#### [Set exercise]
Format the records below as a Markdown table with the columns Row and Entry, numbering each line and omitting blank lines. Include only the lines from the one containing "Annotate this image: element" through the one containing "pack-download-button[interactable] bbox=[1296, 7, 1322, 31]", both included.

[Start of Data records]

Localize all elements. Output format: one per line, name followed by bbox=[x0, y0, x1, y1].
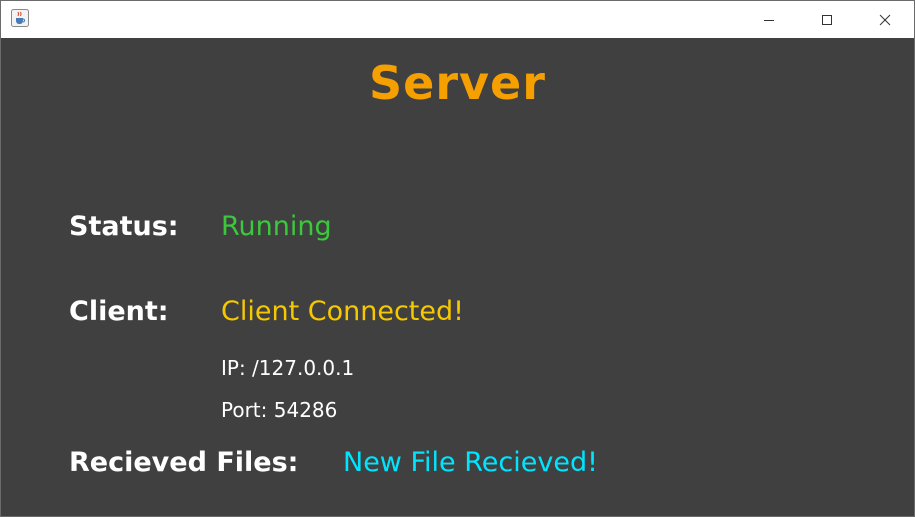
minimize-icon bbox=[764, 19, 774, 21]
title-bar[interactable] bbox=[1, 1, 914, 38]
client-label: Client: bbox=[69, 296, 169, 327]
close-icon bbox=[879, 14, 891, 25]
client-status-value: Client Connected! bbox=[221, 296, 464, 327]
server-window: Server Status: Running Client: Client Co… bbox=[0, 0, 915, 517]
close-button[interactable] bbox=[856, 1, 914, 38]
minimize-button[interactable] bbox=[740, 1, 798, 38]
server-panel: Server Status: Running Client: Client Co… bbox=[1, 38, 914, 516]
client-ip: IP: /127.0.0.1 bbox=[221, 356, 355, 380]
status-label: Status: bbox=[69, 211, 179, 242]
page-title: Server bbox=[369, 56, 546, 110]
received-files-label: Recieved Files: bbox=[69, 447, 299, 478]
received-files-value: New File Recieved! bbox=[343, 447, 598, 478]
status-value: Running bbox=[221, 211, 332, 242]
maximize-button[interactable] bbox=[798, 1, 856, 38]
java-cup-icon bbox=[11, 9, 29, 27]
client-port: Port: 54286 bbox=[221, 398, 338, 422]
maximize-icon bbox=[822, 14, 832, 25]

[End of Data records]
[Start of Data records]

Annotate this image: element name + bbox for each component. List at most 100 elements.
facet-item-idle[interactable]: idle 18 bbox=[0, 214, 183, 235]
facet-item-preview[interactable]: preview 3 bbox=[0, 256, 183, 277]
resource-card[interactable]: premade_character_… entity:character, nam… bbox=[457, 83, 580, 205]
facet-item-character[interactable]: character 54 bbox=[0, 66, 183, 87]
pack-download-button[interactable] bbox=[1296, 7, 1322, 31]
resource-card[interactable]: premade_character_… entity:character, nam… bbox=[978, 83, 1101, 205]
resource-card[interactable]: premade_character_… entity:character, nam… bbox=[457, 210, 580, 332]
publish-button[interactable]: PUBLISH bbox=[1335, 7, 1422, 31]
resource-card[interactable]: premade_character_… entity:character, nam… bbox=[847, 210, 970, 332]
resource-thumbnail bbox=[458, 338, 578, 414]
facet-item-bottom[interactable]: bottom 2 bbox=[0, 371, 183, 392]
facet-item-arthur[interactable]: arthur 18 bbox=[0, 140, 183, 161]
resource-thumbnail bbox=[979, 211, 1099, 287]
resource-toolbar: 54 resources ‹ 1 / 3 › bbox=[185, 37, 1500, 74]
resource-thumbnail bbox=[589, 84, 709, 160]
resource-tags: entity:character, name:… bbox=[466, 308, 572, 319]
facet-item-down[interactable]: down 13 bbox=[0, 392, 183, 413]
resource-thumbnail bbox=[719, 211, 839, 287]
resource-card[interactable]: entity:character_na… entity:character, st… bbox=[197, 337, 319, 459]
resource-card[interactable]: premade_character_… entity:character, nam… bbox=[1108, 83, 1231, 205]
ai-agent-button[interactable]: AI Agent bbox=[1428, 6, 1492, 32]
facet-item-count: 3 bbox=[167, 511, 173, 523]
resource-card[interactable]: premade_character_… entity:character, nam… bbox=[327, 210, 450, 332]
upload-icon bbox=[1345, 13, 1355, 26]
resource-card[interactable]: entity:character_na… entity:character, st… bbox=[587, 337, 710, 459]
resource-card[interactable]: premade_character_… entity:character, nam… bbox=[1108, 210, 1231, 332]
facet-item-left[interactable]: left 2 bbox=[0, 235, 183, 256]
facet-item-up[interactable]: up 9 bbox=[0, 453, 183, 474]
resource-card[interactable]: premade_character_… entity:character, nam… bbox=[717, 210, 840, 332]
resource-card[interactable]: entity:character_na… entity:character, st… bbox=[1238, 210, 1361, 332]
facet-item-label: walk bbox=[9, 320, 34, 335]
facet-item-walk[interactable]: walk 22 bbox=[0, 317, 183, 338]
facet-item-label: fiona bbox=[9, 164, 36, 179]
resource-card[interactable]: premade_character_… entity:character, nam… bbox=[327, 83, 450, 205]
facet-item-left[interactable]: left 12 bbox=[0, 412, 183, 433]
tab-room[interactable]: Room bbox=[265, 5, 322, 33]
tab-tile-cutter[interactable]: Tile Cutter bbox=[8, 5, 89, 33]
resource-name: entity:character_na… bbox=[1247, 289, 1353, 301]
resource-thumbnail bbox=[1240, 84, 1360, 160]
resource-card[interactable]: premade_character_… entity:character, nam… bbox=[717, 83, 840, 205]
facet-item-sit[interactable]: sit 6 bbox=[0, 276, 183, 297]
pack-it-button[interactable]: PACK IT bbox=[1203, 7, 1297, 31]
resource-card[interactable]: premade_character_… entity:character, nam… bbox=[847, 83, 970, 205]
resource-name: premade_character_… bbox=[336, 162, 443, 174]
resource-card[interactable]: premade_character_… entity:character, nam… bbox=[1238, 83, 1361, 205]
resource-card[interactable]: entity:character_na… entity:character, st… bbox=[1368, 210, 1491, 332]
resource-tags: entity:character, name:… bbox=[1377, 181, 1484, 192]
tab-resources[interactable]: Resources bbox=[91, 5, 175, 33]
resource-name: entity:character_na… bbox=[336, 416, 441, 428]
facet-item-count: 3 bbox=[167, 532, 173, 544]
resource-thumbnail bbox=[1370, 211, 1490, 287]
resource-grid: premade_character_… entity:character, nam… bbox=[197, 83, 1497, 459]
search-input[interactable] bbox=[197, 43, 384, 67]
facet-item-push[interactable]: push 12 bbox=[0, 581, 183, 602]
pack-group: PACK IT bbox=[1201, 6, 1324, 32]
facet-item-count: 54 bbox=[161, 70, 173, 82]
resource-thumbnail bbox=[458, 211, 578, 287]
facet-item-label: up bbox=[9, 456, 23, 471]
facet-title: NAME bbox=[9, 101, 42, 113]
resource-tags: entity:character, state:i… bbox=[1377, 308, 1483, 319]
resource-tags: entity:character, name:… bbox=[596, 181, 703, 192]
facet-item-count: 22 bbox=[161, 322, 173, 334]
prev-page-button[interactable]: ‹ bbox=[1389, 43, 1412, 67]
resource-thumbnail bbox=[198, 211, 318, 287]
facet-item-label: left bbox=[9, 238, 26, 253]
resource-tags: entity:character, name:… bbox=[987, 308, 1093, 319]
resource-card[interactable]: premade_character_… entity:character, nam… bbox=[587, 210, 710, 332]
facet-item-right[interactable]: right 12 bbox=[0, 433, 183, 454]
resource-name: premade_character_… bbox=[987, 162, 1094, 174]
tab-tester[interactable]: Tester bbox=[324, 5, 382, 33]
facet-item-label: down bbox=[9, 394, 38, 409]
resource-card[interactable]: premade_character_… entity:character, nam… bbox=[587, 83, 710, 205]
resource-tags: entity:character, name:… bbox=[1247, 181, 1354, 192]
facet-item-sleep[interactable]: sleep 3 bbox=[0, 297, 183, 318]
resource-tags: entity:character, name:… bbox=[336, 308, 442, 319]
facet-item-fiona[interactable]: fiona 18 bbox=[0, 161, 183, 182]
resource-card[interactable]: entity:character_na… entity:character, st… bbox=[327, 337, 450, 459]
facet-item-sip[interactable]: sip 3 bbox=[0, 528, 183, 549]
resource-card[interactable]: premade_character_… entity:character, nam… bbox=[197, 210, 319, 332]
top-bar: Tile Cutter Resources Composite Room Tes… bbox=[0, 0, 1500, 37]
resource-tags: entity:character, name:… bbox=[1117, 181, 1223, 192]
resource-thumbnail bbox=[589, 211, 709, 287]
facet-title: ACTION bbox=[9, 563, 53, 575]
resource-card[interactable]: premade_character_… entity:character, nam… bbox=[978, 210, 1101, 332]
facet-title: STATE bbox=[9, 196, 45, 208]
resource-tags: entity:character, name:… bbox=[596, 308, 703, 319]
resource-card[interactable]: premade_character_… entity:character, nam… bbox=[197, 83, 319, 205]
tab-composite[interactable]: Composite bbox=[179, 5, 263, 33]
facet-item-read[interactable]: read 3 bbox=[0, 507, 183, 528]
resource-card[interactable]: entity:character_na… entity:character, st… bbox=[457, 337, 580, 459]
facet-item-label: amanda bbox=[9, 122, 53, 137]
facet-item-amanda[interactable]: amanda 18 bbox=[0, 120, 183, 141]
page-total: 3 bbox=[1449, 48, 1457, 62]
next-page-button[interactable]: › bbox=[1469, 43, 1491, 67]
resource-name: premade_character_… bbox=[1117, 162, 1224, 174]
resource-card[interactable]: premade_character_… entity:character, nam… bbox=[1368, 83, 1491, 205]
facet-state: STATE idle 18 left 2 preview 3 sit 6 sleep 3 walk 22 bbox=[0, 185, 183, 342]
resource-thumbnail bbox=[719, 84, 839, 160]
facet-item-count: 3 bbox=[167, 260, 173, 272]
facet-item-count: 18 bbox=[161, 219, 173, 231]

[End of Data records]
[Start of Data records]

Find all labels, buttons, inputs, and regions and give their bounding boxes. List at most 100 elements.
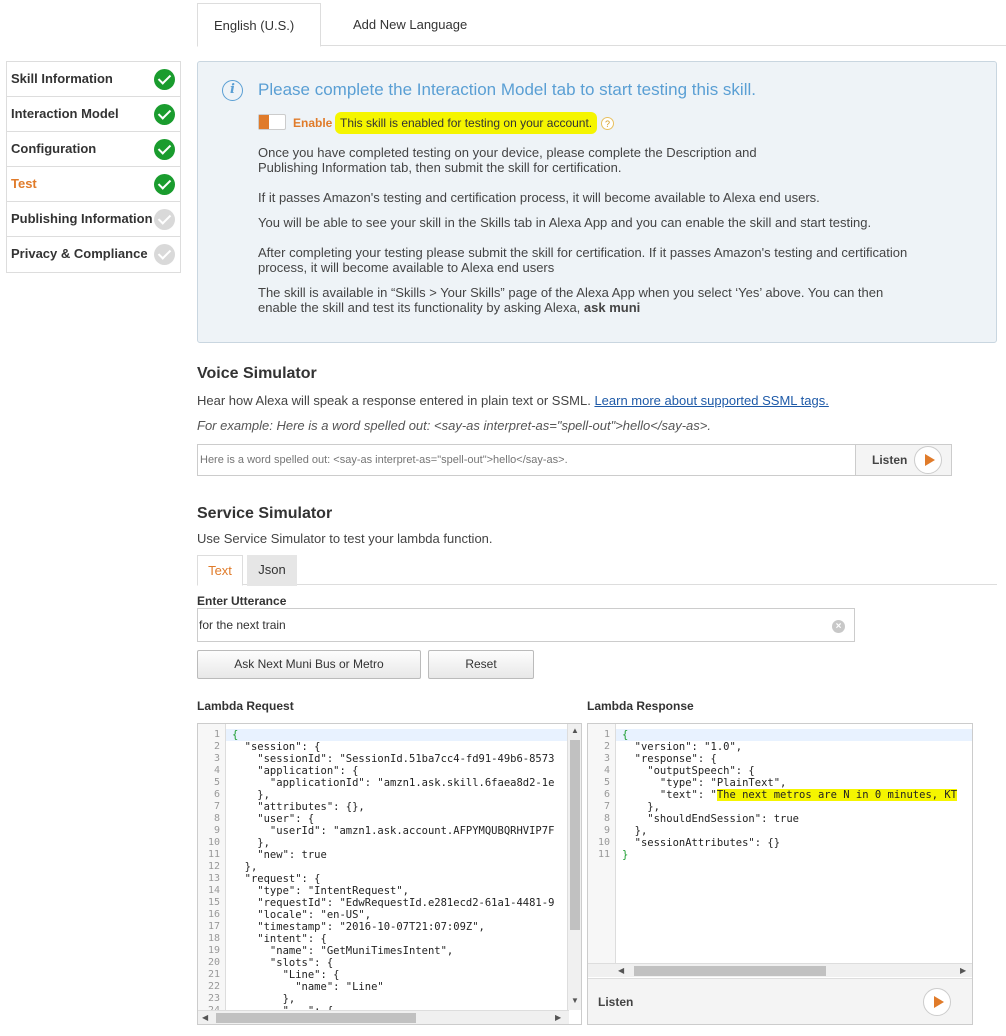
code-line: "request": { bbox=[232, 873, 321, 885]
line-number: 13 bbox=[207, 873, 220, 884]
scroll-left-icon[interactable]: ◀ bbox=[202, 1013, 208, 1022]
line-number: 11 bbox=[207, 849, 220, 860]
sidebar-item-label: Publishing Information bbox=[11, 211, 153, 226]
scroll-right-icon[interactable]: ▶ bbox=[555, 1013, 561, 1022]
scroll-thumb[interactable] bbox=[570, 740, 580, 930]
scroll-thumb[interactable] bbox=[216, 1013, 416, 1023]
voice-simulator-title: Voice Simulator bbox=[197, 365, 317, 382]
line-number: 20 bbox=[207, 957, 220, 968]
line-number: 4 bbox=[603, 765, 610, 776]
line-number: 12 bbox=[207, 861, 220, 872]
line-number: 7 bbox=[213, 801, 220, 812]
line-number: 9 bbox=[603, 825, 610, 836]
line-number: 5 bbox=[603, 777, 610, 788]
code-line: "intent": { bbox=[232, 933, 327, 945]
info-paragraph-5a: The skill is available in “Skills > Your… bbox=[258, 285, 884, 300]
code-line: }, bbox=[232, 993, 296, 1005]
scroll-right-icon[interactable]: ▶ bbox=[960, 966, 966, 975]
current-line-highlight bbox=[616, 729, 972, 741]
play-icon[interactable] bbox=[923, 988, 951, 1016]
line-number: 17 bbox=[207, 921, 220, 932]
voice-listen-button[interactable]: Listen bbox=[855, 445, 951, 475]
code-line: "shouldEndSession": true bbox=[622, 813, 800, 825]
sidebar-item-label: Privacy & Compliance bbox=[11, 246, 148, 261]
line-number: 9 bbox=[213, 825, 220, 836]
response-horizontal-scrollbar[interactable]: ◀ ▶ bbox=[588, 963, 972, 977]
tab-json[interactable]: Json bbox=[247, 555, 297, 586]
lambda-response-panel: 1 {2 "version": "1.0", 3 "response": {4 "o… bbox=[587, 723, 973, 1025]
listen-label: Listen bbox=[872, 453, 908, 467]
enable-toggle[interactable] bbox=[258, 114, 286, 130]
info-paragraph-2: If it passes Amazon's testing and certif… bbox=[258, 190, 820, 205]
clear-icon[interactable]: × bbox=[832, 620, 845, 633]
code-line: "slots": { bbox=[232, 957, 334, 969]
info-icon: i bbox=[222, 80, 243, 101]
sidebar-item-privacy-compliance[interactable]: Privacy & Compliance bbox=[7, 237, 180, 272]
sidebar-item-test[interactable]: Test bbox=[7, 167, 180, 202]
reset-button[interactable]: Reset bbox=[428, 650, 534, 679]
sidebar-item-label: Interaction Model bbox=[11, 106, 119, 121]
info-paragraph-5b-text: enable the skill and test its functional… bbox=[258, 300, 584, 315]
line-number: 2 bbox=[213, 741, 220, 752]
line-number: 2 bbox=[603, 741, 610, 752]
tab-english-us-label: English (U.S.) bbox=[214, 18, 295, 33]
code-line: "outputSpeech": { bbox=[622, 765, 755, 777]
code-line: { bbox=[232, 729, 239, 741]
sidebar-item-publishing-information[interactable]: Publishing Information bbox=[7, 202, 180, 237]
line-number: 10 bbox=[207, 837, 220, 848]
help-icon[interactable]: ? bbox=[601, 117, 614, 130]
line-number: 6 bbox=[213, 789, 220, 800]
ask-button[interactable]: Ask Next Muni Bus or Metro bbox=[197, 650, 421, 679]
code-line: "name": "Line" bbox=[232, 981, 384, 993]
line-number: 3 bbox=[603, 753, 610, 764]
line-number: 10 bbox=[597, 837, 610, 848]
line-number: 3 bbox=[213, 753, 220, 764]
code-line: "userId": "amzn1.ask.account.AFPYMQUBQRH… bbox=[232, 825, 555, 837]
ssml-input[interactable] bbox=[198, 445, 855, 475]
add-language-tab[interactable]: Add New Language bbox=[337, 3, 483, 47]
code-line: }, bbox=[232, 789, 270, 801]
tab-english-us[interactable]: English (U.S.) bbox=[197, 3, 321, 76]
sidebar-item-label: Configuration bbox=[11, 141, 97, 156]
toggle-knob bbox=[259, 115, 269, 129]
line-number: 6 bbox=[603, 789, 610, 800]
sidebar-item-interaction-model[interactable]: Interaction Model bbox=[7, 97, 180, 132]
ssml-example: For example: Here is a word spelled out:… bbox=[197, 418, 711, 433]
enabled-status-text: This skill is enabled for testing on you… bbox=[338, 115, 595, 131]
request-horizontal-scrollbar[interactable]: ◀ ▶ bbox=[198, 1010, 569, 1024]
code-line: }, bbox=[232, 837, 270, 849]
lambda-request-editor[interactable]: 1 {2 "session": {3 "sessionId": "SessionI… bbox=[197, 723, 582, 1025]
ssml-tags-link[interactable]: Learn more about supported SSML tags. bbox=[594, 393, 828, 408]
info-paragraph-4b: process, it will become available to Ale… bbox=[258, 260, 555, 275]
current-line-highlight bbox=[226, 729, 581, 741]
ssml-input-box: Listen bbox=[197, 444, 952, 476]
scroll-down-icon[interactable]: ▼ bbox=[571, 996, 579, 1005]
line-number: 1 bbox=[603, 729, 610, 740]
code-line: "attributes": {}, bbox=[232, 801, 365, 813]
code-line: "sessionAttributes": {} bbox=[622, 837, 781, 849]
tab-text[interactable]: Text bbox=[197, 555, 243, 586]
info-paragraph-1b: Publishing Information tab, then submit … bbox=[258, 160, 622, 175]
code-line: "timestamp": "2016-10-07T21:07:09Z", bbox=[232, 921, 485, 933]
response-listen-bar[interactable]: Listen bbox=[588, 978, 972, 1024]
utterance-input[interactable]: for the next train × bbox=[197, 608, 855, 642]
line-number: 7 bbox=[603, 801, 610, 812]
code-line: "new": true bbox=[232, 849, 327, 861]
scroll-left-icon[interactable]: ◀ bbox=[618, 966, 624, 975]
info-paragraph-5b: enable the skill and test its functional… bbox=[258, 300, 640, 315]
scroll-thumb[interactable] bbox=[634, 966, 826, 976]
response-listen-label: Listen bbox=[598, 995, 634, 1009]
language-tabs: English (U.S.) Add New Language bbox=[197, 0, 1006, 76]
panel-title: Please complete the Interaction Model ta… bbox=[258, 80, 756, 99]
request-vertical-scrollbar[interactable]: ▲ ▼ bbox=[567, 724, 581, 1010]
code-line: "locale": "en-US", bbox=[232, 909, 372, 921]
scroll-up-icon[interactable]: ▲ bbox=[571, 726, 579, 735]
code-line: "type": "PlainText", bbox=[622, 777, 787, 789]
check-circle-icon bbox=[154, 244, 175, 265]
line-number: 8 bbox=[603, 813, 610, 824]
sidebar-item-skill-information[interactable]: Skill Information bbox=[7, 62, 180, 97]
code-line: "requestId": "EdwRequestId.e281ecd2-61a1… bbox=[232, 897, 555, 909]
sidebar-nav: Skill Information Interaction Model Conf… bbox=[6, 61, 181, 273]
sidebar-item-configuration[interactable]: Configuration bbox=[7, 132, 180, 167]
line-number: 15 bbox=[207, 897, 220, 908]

[End of Data records]

#### [Answer below]
| Row | Entry |
|---|---|
| 1 | Annotate this image: element name + bbox for each component. List at most 100 elements. |
| 2 | facet-item-idle[interactable]: idle 18 bbox=[0, 214, 183, 235] |
| 3 | facet-item-preview[interactable]: preview 3 bbox=[0, 256, 183, 277] |
| 4 | resource-card[interactable]: premade_character_… entity:character, nam… bbox=[457, 83, 580, 205] |
| 5 | facet-item-character[interactable]: character 54 bbox=[0, 66, 183, 87] |
| 6 | pack-download-button[interactable] bbox=[1296, 7, 1322, 31] |